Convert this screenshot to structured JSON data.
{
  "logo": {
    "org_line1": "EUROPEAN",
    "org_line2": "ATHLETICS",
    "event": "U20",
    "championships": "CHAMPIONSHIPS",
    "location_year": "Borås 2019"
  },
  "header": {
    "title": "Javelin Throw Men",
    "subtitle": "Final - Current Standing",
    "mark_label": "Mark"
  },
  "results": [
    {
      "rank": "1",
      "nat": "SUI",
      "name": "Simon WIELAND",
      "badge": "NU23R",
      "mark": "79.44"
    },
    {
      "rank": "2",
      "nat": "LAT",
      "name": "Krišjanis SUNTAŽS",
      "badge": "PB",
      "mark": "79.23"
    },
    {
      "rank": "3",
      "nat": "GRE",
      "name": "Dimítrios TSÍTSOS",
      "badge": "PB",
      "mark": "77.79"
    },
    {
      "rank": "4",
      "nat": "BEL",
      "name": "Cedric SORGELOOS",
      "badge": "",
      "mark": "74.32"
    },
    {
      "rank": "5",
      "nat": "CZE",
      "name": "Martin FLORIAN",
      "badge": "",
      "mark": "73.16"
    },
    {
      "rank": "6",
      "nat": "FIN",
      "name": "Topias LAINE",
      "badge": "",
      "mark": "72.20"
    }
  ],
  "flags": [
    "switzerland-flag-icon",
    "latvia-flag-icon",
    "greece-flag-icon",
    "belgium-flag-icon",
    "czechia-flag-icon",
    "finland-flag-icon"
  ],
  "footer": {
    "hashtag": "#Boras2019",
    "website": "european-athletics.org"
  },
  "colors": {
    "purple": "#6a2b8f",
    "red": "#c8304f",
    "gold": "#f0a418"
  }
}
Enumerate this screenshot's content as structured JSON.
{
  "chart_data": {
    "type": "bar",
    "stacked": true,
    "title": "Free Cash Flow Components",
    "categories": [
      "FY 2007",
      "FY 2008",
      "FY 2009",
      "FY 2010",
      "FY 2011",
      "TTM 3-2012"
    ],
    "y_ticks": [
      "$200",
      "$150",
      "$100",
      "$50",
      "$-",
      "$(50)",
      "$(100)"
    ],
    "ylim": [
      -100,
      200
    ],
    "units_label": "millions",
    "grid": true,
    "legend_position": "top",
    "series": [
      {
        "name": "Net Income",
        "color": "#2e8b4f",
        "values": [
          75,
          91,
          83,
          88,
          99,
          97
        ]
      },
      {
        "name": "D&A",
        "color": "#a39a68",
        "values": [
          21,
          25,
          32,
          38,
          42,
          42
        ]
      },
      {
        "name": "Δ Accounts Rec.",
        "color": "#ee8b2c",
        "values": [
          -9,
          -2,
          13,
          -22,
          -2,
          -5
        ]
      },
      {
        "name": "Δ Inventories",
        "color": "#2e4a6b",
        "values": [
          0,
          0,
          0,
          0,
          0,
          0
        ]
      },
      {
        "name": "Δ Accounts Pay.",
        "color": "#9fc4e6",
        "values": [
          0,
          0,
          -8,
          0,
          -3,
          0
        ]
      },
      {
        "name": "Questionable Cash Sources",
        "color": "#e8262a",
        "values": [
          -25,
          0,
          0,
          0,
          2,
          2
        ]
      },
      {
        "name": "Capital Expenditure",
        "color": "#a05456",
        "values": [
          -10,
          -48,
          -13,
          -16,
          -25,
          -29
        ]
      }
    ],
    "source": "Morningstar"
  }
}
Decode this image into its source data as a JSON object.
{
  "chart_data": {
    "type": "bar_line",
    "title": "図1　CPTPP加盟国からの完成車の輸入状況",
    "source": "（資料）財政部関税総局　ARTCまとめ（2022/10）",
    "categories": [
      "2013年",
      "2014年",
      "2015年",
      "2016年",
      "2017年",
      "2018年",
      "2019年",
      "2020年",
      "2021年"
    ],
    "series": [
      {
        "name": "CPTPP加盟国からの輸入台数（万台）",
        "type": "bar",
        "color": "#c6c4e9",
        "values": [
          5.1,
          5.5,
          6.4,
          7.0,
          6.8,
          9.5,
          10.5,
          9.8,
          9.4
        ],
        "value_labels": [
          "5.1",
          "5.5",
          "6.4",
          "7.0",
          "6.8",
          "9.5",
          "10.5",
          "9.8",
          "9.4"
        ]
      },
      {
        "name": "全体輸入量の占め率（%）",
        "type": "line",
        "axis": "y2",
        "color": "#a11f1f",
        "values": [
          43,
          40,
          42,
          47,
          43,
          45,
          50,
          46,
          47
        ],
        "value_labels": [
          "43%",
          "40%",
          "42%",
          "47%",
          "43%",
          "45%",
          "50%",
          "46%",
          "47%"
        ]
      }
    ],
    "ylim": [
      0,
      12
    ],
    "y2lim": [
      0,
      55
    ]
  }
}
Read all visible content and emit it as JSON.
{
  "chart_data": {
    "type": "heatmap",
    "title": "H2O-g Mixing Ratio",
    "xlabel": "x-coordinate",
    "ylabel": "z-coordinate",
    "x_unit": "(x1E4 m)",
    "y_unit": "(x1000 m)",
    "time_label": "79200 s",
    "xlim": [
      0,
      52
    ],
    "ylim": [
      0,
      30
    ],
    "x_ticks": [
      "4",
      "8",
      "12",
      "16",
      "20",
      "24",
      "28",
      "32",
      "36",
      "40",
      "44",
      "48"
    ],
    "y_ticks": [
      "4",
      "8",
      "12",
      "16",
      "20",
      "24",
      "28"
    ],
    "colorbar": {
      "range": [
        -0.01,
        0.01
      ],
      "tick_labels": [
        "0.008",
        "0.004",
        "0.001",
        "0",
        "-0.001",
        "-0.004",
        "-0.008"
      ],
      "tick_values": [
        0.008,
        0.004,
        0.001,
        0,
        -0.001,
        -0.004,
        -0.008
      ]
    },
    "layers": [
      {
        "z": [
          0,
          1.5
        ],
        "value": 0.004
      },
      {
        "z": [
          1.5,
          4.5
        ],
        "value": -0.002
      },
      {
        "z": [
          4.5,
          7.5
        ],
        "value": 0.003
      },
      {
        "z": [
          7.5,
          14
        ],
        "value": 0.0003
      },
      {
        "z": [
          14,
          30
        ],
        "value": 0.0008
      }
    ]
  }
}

◆ ◆ ◆ ◆ ◆ ◆ ◆

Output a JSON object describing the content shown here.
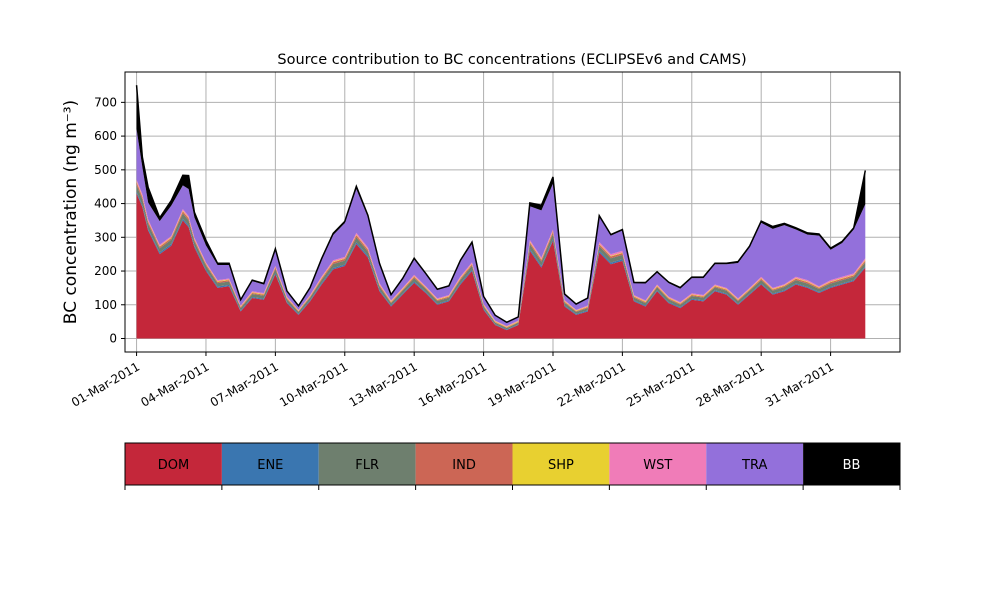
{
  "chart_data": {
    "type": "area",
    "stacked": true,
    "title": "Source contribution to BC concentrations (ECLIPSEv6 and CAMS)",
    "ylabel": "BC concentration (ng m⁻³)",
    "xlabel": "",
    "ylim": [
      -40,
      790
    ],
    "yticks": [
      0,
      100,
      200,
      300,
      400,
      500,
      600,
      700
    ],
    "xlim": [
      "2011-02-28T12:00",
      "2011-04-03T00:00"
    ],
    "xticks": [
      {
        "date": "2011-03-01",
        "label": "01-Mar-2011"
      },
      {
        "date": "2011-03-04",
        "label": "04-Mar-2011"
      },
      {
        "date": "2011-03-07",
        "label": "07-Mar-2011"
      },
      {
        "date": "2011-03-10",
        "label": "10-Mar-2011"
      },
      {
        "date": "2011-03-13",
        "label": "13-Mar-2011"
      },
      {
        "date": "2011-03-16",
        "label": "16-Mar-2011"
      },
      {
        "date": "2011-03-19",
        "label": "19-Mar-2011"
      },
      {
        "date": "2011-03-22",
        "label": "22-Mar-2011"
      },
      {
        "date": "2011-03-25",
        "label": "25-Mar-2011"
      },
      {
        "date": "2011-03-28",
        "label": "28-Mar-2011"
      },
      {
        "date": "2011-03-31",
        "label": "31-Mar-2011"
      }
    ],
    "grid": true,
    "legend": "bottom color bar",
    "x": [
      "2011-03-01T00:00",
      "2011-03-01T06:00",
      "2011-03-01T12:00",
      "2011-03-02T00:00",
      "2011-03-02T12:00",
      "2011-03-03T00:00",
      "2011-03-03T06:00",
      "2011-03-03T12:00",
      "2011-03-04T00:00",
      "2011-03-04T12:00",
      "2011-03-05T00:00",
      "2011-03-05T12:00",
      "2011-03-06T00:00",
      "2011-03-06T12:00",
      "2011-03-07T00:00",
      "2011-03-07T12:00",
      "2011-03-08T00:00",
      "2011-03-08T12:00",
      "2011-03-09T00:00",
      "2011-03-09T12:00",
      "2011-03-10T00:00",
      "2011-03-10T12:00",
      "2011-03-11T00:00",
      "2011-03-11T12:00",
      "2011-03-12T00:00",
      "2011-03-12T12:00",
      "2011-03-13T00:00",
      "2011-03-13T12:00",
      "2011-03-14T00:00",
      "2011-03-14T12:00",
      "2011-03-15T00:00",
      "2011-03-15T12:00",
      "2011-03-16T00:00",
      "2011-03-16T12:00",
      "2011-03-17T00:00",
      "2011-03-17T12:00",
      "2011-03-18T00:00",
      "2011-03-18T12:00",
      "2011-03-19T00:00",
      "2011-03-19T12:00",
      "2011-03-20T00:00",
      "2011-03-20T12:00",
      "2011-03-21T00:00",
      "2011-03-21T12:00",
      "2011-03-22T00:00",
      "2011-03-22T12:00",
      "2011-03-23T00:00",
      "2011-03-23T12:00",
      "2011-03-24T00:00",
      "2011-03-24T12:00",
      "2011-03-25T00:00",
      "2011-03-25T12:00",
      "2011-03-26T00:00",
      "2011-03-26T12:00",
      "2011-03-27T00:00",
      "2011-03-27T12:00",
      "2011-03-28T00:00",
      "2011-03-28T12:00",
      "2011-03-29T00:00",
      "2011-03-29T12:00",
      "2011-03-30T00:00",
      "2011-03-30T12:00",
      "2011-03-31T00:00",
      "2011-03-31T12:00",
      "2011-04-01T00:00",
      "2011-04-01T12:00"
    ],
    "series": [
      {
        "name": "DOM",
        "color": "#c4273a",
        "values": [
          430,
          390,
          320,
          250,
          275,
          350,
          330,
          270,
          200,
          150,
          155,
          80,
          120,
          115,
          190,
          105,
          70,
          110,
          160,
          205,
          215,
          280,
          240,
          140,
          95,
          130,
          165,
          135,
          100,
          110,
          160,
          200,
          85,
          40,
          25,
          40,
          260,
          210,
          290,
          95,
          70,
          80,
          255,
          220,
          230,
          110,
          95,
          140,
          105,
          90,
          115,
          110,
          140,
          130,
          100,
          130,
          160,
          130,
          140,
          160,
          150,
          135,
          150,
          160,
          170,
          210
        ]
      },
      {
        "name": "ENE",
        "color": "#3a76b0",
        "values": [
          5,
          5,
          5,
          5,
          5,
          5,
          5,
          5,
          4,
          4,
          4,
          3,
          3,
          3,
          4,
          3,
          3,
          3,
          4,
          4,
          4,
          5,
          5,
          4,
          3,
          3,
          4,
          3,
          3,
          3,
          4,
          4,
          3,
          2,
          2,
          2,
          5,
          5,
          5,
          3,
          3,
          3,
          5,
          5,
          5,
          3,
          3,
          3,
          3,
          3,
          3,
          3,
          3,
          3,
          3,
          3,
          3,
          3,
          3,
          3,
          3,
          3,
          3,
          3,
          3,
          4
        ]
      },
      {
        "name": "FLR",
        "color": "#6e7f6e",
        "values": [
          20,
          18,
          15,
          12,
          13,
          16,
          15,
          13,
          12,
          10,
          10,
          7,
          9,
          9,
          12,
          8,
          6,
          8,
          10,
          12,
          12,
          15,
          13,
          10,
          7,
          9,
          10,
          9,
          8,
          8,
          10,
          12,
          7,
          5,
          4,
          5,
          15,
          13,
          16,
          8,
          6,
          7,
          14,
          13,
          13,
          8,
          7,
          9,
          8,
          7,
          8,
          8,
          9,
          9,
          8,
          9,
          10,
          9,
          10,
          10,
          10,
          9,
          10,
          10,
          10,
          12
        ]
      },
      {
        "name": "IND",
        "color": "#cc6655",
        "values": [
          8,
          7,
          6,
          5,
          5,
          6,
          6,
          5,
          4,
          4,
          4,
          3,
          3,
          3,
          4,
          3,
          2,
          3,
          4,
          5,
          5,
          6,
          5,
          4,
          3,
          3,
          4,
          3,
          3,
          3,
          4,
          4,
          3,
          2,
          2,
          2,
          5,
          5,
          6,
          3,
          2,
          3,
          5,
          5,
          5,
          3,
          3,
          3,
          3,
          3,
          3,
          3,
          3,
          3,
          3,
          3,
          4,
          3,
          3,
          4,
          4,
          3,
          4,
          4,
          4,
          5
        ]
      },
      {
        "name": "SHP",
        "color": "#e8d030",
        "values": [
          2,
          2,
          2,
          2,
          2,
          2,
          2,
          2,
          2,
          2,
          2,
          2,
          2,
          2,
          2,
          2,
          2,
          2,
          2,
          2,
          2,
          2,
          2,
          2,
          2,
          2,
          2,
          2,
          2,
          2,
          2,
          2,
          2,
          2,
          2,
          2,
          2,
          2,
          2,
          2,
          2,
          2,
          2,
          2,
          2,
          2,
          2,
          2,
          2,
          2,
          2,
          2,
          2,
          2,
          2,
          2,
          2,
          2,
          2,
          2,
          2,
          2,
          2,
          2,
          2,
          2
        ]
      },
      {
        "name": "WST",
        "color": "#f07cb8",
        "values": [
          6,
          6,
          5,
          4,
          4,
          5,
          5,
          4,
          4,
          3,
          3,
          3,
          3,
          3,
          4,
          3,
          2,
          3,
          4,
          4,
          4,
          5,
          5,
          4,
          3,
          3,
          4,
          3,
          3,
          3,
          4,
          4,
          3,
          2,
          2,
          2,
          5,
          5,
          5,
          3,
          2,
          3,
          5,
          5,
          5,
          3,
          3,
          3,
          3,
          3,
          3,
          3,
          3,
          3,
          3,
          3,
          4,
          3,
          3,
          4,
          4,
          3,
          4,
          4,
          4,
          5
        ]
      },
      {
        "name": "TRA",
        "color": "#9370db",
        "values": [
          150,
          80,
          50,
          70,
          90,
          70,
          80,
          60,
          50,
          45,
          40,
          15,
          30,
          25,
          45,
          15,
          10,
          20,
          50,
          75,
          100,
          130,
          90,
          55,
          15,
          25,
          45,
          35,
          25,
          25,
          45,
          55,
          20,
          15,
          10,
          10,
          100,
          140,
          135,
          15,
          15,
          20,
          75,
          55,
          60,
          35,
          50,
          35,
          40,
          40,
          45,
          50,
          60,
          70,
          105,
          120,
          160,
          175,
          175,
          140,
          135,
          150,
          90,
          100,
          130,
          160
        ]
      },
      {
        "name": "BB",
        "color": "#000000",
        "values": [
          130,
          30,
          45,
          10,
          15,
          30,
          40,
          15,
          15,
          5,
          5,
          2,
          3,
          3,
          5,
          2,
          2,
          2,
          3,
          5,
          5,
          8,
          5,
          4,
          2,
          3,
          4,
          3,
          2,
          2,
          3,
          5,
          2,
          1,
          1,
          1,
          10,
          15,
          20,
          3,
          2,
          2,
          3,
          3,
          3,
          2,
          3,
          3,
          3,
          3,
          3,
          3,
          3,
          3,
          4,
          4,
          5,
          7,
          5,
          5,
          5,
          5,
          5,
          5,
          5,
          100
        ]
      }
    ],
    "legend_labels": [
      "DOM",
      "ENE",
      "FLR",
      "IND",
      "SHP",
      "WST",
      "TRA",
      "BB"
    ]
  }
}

◆ ◆ ◆ ◆ ◆ ◆ ◆

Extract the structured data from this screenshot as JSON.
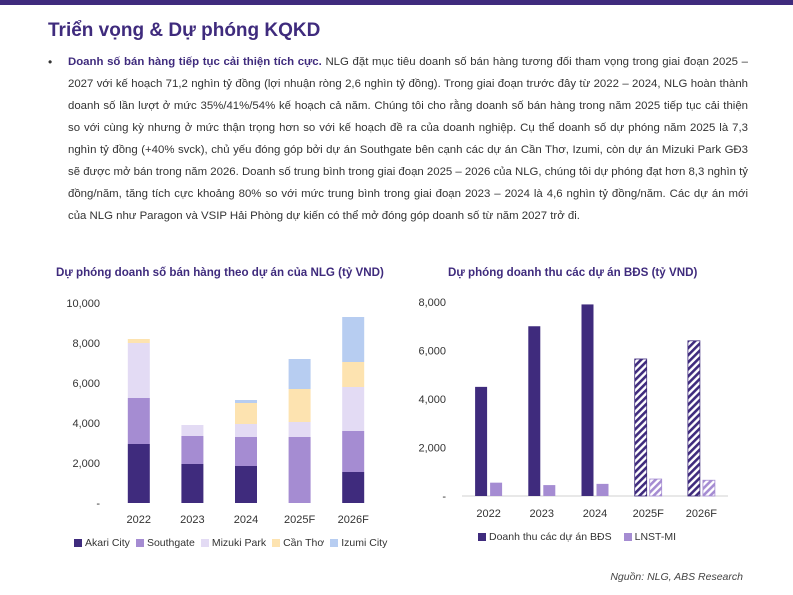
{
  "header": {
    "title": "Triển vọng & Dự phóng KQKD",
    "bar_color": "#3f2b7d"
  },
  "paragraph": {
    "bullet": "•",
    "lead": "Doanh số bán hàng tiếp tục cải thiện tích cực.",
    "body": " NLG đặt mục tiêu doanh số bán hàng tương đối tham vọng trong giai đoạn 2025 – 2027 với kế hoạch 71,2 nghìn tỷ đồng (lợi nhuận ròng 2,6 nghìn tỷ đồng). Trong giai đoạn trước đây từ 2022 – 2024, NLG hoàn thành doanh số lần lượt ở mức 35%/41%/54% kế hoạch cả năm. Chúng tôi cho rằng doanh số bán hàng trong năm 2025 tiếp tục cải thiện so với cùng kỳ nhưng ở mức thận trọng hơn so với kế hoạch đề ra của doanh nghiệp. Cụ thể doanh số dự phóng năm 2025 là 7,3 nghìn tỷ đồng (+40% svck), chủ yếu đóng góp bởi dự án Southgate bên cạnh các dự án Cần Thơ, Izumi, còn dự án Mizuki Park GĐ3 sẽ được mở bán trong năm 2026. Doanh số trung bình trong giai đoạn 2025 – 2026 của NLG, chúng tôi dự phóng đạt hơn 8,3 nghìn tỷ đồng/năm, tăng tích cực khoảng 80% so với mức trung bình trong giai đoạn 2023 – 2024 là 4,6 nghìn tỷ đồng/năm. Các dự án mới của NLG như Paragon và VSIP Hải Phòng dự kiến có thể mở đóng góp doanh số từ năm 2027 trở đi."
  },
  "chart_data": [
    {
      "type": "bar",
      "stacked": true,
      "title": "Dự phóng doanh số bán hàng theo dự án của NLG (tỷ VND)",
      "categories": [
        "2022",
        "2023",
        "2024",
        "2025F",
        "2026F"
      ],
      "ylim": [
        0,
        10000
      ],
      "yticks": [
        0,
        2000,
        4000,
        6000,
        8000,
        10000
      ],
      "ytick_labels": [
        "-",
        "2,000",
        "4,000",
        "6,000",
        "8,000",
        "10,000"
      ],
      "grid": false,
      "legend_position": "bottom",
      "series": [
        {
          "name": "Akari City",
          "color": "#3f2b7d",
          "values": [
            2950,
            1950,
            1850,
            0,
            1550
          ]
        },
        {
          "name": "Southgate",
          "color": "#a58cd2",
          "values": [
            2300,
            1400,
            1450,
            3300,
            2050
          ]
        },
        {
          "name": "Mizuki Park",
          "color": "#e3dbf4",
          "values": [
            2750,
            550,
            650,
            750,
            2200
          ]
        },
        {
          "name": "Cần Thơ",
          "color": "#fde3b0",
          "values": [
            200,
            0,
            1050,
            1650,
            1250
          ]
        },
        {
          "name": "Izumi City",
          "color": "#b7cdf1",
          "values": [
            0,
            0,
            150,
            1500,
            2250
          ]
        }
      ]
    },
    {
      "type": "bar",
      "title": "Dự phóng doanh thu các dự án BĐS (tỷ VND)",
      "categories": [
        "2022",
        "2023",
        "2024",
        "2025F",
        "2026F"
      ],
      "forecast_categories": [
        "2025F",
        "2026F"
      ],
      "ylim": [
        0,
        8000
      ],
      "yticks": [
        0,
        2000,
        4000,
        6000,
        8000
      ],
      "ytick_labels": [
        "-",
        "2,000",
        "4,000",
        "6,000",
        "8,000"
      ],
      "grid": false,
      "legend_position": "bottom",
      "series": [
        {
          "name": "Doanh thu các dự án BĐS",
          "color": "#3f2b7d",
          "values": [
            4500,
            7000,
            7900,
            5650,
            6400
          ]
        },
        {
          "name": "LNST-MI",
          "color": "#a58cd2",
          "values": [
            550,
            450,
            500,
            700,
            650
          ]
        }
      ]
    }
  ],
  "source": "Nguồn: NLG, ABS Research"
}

◆ ◆ ◆ ◆ ◆ ◆ ◆

Pull out each line containing the word "this" and copy it.

▶ Solution:
Convert this screenshot to structured JSON data.
Enumerate this screenshot's content as structured JSON.
Decode this image into its source data as a JSON object.
Extract the structured data from this screenshot as JSON.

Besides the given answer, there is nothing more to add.